# Written exercise
Return the entries below verbatim. Pictures stay out.

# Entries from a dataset

____

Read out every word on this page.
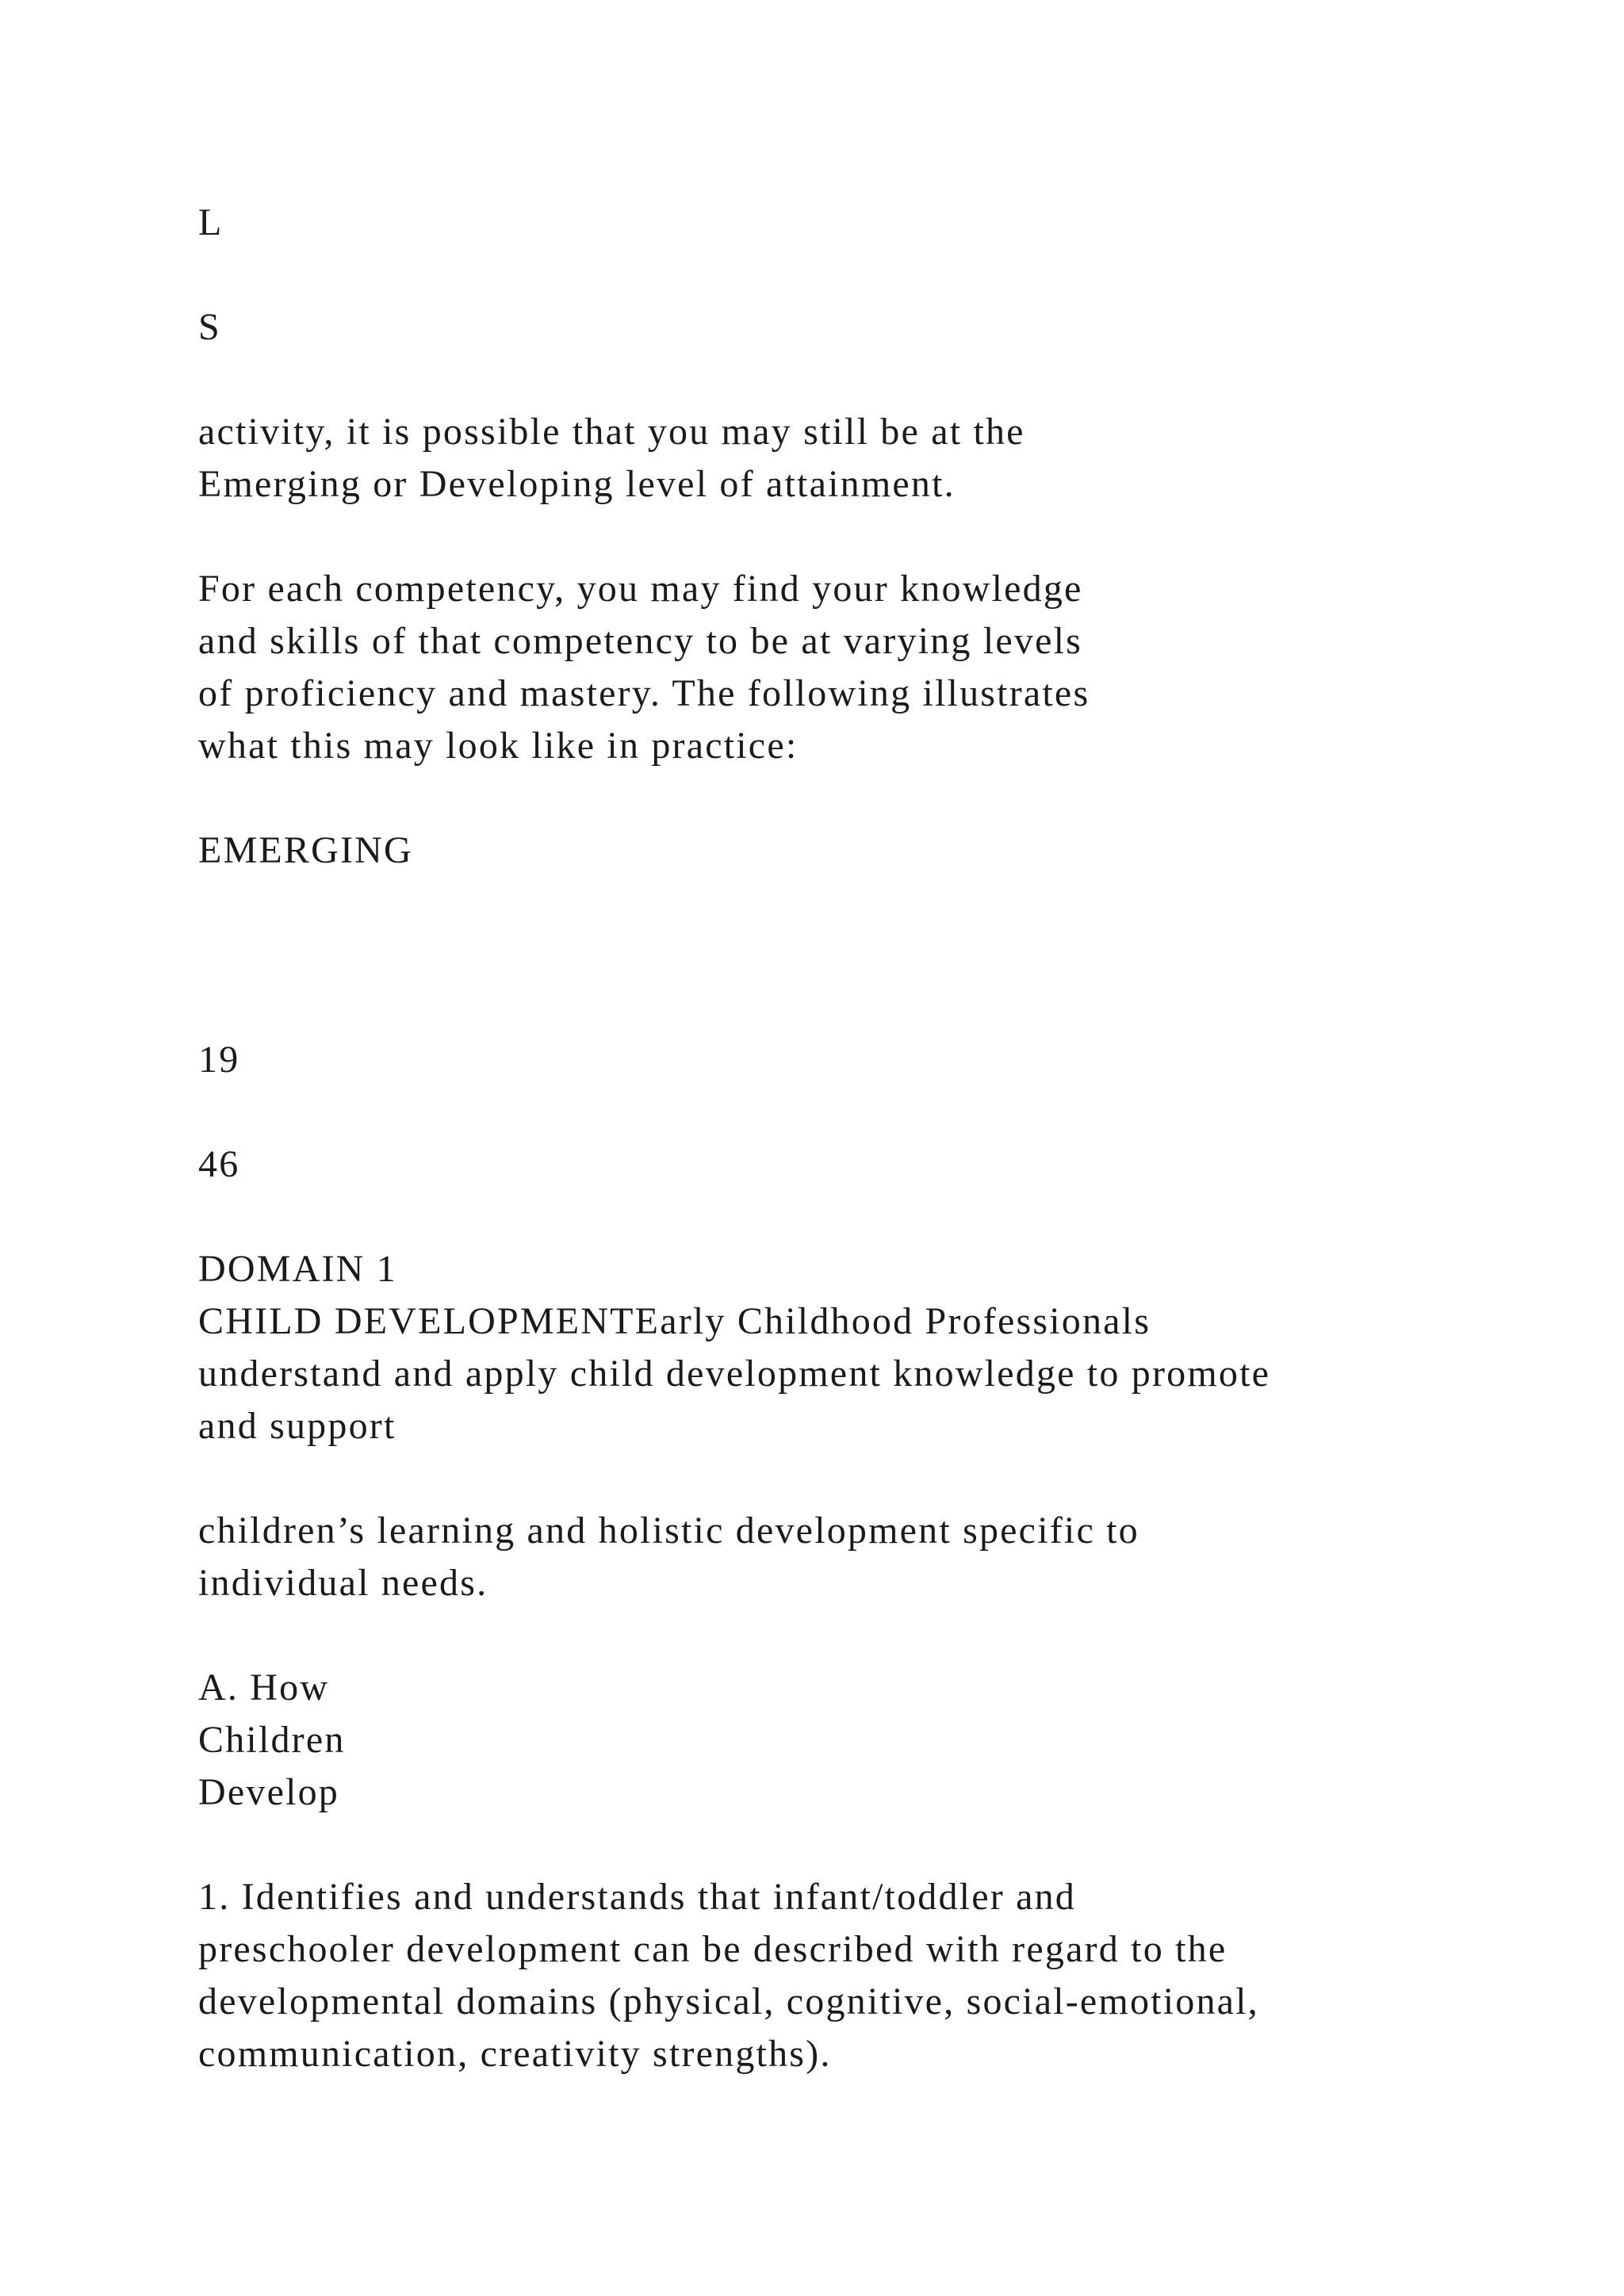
L

S

activity, it is possible that you may still be at the

Emerging or Developing level of attainment.

For each competency, you may find your knowledge

and skills of that competency to be at varying levels

of proficiency and mastery. The following illustrates

what this may look like in practice:

EMERGING

19

46

DOMAIN 1

CHILD DEVELOPMENTEarly Childhood Professionals

understand and apply child development knowledge to promote

and support

children’s learning and holistic development specific to

individual needs.

A. How

Children

Develop

1. Identifies and understands that infant/toddler and

preschooler development can be described with regard to the

developmental domains (physical, cognitive, social-emotional,

communication, creativity strengths).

____

# Expected answer
Read out every word on this page.
L

S

activity, it is possible that you may still be at the

Emerging or Developing level of attainment.

For each competency, you may find your knowledge

and skills of that competency to be at varying levels

of proficiency and mastery. The following illustrates

what this may look like in practice:

EMERGING

19

46

DOMAIN 1

CHILD DEVELOPMENTEarly Childhood Professionals

understand and apply child development knowledge to promote

and support

children’s learning and holistic development specific to

individual needs.

A. How

Children

Develop

1. Identifies and understands that infant/toddler and

preschooler development can be described with regard to the

developmental domains (physical, cognitive, social-emotional,

communication, creativity strengths).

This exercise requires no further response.